The request: Skip the pictures. Copy all the rest of the records down exactly.

⁂

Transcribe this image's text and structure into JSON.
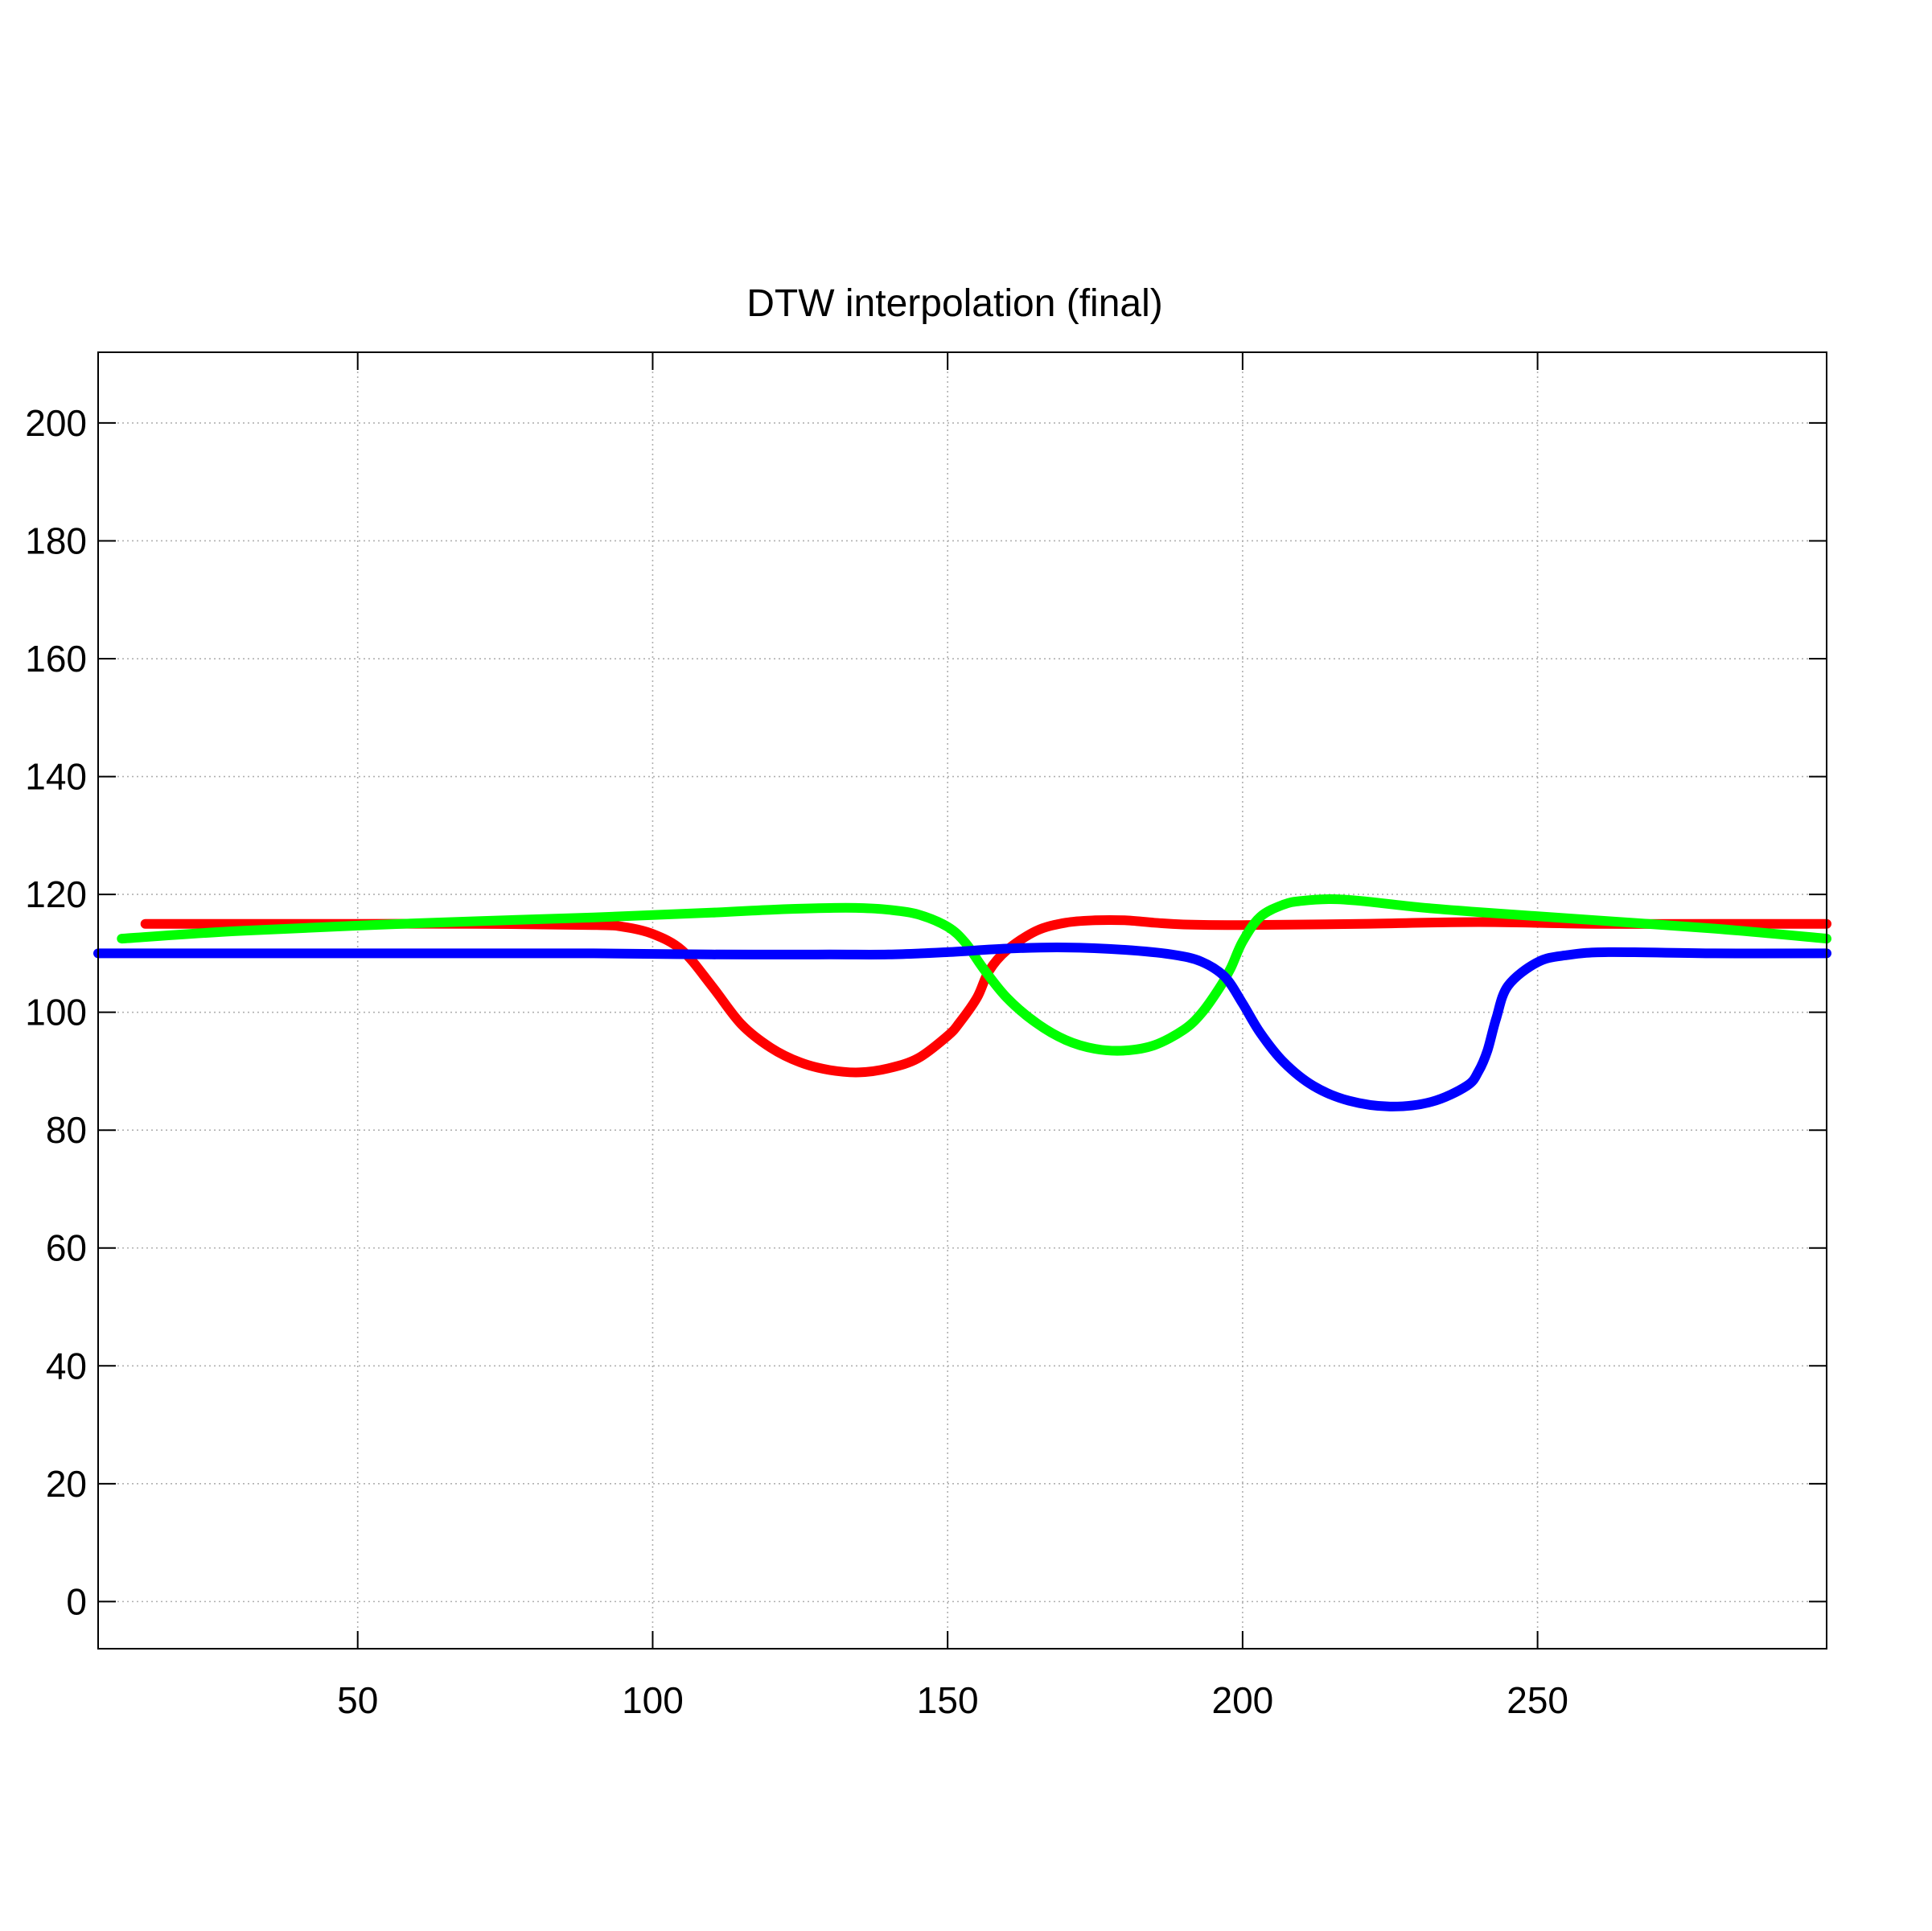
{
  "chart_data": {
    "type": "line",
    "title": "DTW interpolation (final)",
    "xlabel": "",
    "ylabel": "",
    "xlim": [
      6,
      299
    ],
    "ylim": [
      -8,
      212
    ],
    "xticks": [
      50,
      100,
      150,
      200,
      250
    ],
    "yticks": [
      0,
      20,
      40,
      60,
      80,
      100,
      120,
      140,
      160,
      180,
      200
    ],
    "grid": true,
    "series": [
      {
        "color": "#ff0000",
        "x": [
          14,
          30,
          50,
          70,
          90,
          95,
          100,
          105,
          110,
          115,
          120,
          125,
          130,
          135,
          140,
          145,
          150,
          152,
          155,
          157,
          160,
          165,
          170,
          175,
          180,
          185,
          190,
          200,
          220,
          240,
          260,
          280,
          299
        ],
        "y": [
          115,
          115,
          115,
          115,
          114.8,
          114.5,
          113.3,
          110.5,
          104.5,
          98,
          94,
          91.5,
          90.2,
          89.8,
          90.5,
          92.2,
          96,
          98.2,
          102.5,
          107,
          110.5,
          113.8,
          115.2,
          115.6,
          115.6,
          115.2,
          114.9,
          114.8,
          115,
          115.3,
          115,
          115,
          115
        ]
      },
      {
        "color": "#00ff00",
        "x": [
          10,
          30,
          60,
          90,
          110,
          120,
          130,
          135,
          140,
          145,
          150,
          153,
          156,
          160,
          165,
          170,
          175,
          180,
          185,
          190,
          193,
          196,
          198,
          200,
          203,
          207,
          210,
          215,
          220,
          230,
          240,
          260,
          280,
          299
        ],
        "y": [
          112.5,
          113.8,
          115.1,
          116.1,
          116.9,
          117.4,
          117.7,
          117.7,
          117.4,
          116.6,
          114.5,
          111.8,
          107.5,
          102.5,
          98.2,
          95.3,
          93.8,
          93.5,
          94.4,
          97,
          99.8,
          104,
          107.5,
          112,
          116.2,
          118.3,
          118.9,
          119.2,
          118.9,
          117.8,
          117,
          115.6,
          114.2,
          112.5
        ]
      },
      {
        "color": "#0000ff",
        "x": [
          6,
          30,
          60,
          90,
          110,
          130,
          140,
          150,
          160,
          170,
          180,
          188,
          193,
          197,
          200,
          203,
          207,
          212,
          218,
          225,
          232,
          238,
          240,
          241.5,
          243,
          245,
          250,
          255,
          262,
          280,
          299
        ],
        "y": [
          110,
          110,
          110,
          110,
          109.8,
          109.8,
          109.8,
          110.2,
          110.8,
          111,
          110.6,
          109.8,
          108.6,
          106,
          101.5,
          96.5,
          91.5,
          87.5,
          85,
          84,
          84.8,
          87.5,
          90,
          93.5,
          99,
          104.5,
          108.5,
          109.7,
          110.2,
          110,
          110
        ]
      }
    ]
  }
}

⁂

Worked solution:
Transcribe this image's text and structure into JSON.
{
  "chart_data": {
    "type": "line",
    "title": "DTW interpolation (final)",
    "xlabel": "",
    "ylabel": "",
    "xlim": [
      6,
      299
    ],
    "ylim": [
      -8,
      212
    ],
    "xticks": [
      50,
      100,
      150,
      200,
      250
    ],
    "yticks": [
      0,
      20,
      40,
      60,
      80,
      100,
      120,
      140,
      160,
      180,
      200
    ],
    "grid": true,
    "series": [
      {
        "color": "#ff0000",
        "x": [
          14,
          30,
          50,
          70,
          90,
          95,
          100,
          105,
          110,
          115,
          120,
          125,
          130,
          135,
          140,
          145,
          150,
          152,
          155,
          157,
          160,
          165,
          170,
          175,
          180,
          185,
          190,
          200,
          220,
          240,
          260,
          280,
          299
        ],
        "y": [
          115,
          115,
          115,
          115,
          114.8,
          114.5,
          113.3,
          110.5,
          104.5,
          98,
          94,
          91.5,
          90.2,
          89.8,
          90.5,
          92.2,
          96,
          98.2,
          102.5,
          107,
          110.5,
          113.8,
          115.2,
          115.6,
          115.6,
          115.2,
          114.9,
          114.8,
          115,
          115.3,
          115,
          115,
          115
        ]
      },
      {
        "color": "#00ff00",
        "x": [
          10,
          30,
          60,
          90,
          110,
          120,
          130,
          135,
          140,
          145,
          150,
          153,
          156,
          160,
          165,
          170,
          175,
          180,
          185,
          190,
          193,
          196,
          198,
          200,
          203,
          207,
          210,
          215,
          220,
          230,
          240,
          260,
          280,
          299
        ],
        "y": [
          112.5,
          113.8,
          115.1,
          116.1,
          116.9,
          117.4,
          117.7,
          117.7,
          117.4,
          116.6,
          114.5,
          111.8,
          107.5,
          102.5,
          98.2,
          95.3,
          93.8,
          93.5,
          94.4,
          97,
          99.8,
          104,
          107.5,
          112,
          116.2,
          118.3,
          118.9,
          119.2,
          118.9,
          117.8,
          117,
          115.6,
          114.2,
          112.5
        ]
      },
      {
        "color": "#0000ff",
        "x": [
          6,
          30,
          60,
          90,
          110,
          130,
          140,
          150,
          160,
          170,
          180,
          188,
          193,
          197,
          200,
          203,
          207,
          212,
          218,
          225,
          232,
          238,
          240,
          241.5,
          243,
          245,
          250,
          255,
          262,
          280,
          299
        ],
        "y": [
          110,
          110,
          110,
          110,
          109.8,
          109.8,
          109.8,
          110.2,
          110.8,
          111,
          110.6,
          109.8,
          108.6,
          106,
          101.5,
          96.5,
          91.5,
          87.5,
          85,
          84,
          84.8,
          87.5,
          90,
          93.5,
          99,
          104.5,
          108.5,
          109.7,
          110.2,
          110,
          110
        ]
      }
    ]
  }
}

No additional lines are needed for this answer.